*EXTRACTED ENTRIES*:
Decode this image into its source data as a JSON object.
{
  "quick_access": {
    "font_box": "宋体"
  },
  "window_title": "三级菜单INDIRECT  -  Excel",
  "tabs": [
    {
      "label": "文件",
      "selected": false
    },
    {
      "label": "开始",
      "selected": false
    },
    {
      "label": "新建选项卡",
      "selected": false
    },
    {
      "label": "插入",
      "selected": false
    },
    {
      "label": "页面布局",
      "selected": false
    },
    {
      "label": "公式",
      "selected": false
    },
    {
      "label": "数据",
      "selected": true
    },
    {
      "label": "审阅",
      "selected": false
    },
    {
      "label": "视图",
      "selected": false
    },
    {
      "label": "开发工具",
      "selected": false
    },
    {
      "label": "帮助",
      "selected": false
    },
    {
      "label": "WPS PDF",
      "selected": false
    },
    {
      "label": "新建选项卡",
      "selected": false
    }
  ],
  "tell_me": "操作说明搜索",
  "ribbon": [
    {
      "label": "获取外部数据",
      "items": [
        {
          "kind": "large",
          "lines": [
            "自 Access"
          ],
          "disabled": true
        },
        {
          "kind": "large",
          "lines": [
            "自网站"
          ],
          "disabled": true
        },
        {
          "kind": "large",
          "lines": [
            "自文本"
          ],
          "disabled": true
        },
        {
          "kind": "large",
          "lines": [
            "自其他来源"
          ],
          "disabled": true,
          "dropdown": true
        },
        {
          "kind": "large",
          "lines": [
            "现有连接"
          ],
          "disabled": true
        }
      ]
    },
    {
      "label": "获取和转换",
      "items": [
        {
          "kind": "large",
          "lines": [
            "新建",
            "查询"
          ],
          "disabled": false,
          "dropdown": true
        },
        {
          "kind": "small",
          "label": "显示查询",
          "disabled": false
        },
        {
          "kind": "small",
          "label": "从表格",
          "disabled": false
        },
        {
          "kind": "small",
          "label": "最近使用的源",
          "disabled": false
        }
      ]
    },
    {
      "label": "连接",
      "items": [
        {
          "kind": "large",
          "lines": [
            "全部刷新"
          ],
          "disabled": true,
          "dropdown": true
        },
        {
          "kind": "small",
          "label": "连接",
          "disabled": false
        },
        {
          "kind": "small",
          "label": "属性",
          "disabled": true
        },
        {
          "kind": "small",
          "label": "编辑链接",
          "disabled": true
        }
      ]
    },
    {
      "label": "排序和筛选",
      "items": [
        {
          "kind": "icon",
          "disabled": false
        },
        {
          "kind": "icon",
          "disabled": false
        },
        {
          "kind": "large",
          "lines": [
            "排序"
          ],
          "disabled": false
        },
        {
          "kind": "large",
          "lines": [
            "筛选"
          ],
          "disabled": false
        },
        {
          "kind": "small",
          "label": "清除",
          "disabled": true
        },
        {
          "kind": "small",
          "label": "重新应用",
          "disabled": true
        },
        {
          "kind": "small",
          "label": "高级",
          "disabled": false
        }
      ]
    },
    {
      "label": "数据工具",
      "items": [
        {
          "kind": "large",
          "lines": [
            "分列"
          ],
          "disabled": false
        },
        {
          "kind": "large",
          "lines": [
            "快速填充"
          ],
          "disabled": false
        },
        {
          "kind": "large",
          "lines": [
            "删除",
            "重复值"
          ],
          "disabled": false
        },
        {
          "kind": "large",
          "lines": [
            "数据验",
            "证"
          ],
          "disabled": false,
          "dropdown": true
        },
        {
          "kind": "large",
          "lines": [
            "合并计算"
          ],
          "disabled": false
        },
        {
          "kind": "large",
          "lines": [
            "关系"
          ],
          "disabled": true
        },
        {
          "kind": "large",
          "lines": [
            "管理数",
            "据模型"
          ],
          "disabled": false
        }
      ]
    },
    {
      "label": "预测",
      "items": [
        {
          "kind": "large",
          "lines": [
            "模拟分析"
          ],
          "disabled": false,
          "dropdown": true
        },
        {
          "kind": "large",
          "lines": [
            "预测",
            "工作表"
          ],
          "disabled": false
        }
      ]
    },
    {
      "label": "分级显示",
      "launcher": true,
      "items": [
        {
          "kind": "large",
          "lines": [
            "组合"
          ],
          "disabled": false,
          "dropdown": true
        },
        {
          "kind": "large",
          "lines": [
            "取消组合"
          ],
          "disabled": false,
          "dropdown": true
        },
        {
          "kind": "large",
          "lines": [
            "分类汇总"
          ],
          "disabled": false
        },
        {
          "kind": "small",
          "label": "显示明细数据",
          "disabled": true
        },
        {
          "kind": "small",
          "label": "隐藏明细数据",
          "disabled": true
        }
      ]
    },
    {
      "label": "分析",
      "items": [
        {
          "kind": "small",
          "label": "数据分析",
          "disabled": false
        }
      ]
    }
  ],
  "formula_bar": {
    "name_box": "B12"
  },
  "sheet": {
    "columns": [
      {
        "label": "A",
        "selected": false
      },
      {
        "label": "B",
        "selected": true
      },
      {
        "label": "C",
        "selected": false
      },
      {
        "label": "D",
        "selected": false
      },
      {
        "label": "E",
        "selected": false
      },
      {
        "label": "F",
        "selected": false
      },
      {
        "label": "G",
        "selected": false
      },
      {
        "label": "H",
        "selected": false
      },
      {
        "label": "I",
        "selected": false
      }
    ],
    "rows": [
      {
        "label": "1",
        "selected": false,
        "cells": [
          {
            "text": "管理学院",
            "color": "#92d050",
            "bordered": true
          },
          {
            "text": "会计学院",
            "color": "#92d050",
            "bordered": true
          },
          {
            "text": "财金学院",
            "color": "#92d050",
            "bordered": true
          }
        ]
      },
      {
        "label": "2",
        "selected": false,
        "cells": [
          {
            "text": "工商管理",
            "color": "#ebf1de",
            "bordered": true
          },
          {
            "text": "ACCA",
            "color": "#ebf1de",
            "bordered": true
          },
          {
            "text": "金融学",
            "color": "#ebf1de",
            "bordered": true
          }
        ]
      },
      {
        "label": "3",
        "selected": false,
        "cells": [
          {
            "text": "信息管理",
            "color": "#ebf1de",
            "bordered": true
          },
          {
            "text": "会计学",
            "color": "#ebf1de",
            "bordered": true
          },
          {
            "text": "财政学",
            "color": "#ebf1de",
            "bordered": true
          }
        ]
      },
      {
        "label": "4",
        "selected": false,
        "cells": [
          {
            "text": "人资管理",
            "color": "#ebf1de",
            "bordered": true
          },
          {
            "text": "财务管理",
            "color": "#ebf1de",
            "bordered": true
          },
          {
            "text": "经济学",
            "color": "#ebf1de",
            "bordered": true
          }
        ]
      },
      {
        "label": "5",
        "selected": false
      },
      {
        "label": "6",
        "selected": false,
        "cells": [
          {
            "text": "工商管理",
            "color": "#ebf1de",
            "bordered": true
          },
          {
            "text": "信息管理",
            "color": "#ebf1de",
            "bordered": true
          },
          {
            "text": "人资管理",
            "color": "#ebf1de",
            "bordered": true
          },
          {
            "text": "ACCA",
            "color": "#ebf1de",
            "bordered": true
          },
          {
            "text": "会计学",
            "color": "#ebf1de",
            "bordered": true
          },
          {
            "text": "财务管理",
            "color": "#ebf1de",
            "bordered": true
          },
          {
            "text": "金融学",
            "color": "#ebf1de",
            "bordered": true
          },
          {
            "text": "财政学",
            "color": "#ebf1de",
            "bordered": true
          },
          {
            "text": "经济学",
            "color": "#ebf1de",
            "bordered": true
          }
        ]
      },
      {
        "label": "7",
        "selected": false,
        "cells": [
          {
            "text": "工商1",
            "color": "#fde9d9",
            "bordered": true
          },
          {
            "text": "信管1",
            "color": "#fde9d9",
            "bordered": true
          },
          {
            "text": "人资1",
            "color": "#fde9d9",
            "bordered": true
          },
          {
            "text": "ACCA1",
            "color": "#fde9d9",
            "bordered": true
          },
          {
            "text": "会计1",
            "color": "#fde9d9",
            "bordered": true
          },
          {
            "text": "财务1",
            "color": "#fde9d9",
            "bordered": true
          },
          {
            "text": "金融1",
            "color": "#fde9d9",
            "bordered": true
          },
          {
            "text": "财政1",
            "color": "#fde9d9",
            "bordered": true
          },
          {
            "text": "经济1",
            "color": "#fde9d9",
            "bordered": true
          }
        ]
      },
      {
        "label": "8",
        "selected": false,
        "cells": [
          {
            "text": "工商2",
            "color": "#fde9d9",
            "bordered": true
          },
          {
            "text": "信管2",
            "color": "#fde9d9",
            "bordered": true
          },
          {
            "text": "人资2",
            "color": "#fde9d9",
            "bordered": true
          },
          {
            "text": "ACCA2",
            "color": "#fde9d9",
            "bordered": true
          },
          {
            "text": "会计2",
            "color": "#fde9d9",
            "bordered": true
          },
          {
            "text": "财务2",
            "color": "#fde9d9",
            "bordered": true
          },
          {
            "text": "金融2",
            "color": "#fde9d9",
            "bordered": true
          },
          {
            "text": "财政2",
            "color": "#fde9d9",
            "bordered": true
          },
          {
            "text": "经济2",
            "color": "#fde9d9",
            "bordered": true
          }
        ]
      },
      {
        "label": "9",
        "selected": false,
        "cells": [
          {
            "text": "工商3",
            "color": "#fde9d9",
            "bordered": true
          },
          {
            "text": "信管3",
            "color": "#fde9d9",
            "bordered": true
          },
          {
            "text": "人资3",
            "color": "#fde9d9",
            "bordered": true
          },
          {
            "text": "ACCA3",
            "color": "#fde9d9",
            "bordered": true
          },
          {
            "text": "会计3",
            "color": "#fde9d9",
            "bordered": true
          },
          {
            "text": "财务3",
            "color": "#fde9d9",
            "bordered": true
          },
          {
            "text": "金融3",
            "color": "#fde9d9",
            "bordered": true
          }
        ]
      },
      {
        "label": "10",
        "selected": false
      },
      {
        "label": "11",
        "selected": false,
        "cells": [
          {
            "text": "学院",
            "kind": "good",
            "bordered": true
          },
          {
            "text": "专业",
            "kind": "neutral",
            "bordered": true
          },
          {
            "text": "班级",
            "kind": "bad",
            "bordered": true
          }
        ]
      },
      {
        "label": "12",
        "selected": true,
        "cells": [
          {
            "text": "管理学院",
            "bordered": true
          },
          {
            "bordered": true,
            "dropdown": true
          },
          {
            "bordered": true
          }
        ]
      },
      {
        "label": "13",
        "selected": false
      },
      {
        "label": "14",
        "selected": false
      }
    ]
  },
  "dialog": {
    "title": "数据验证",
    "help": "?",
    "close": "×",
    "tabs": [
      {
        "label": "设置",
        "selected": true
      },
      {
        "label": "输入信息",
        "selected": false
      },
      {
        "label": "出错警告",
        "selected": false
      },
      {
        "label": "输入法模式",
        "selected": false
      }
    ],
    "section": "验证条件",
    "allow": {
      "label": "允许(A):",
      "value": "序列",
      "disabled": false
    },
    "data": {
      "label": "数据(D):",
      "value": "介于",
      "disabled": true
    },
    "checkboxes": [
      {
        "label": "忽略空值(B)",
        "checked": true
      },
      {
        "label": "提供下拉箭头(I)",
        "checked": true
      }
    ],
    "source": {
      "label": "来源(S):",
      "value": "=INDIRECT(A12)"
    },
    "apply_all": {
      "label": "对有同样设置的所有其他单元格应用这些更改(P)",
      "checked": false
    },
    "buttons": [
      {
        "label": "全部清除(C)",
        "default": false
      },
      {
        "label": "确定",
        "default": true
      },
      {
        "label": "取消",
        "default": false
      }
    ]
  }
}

*DESCRIPTION OF THE TASK*:
Search the lines above for the string "source", then show every one that has it.

*SOLUTION TO THE EXERCISE*:
Decode this image into its source data as a JSON object.
    "source": {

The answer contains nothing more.